Data excerpts:
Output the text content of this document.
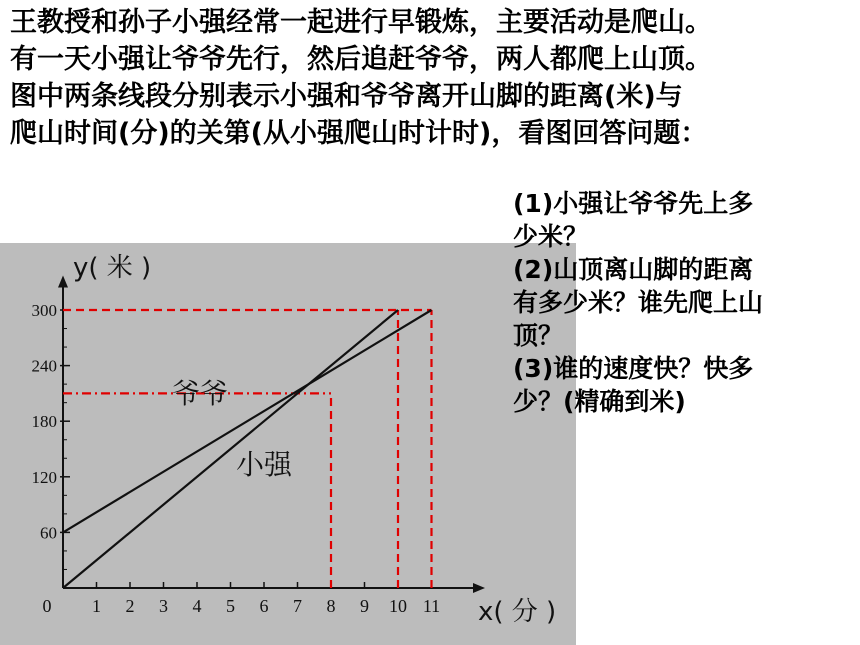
王教授和孙子小强经常一起进行早锻炼，主要活动是爬山。
有一天小强让爷爷先行，然后追赶爷爷，两人都爬上山顶。
图中两条线段分别表示小强和爷爷离开山脚的距离(米)与
爬山时间(分)的关第(从小强爬山时计时)，看图回答问题：
1 2 3 4 5 6 7 8 9 10 11
60
120
180
240
300
0
y( 米 )
x( 分 )
爷爷
小强
(1)小强让爷爷先上多
少米？
(2)山顶离山脚的距离
有多少米？谁先爬上山
顶？
(3)谁的速度快？快多
少？(精确到米)
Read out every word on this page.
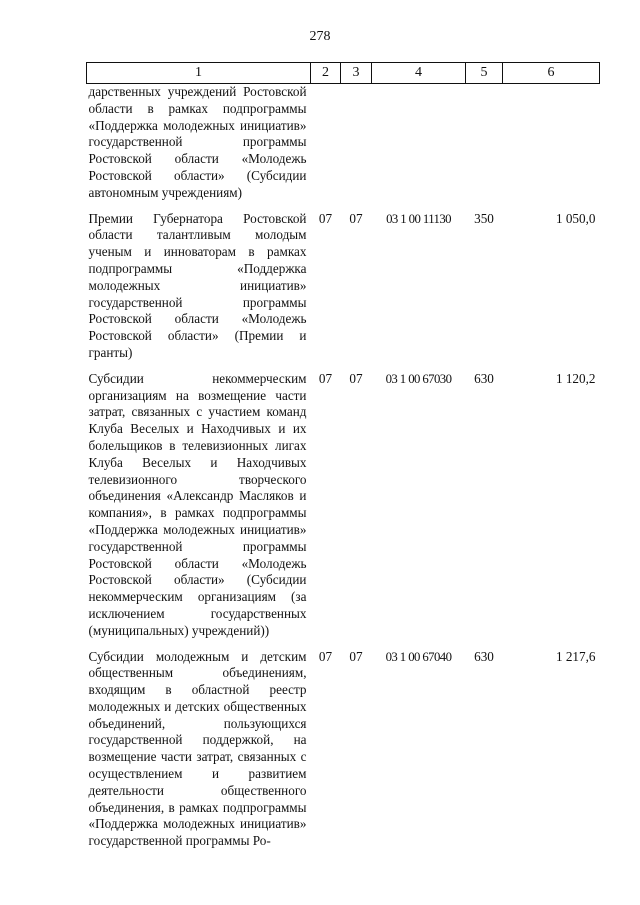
278
1	2	3	4	5	6
дарственных учреждений Ростовской области в рамках подпрограммы «Поддержка молодежных инициатив» государственной программы Ростовской области «Молодежь Ростовской области» (Субсидии автономным учреждениям)					
Премии Губернатора Ростовской области талантливым молодым ученым и инноваторам в рамках подпрограммы «Поддержка молодежных инициатив» государственной программы Ростовской области «Молодежь Ростовской области» (Премии и гранты)	07	07	03 1 00 11130	350	1 050,0
Субсидии некоммерческим организациям на возмещение части затрат, связанных с участием команд Клуба Веселых и Находчивых и их болельщиков в телевизионных лигах Клуба Веселых и Находчивых телевизионного творческого объединения «Александр Масляков и компания», в рамках подпрограммы «Поддержка молодежных инициатив» государственной программы Ростовской области «Молодежь Ростовской области» (Субсидии некоммерческим организациям (за исключением государственных (муниципальных) учреждений))	07	07	03 1 00 67030	630	1 120,2
Субсидии молодежным и детским общественным объединениям, входящим в областной реестр молодежных и детских общественных объединений, пользующихся государственной поддержкой, на возмещение части затрат, связанных с осуществлением и развитием деятельности общественного объединения, в рамках подпрограммы «Поддержка молодежных инициатив» государственной программы Ро-	07	07	03 1 00 67040	630	1 217,6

WRITTEN INSTRUCTION: Beginning with the line that contains "Read out every word on this page." and ending with the last line of the data above, output those lines exactly and nothing more, without any pictures.

CORRECT RESPONSE:
Read out every word on this page.
278
1	2	3	4	5	6
дарственных учреждений Ростовской области в рамках подпрограммы «Поддержка молодежных инициатив» государственной программы Ростовской области «Молодежь Ростовской области» (Субсидии автономным учреждениям)					
Премии Губернатора Ростовской области талантливым молодым ученым и инноваторам в рамках подпрограммы «Поддержка молодежных инициатив» государственной программы Ростовской области «Молодежь Ростовской области» (Премии и гранты)	07	07	03 1 00 11130	350	1 050,0
Субсидии некоммерческим организациям на возмещение части затрат, связанных с участием команд Клуба Веселых и Находчивых и их болельщиков в телевизионных лигах Клуба Веселых и Находчивых телевизионного творческого объединения «Александр Масляков и компания», в рамках подпрограммы «Поддержка молодежных инициатив» государственной программы Ростовской области «Молодежь Ростовской области» (Субсидии некоммерческим организациям (за исключением государственных (муниципальных) учреждений))	07	07	03 1 00 67030	630	1 120,2
Субсидии молодежным и детским общественным объединениям, входящим в областной реестр молодежных и детских общественных объединений, пользующихся государственной поддержкой, на возмещение части затрат, связанных с осуществлением и развитием деятельности общественного объединения, в рамках подпрограммы «Поддержка молодежных инициатив» государственной программы Ро-	07	07	03 1 00 67040	630	1 217,6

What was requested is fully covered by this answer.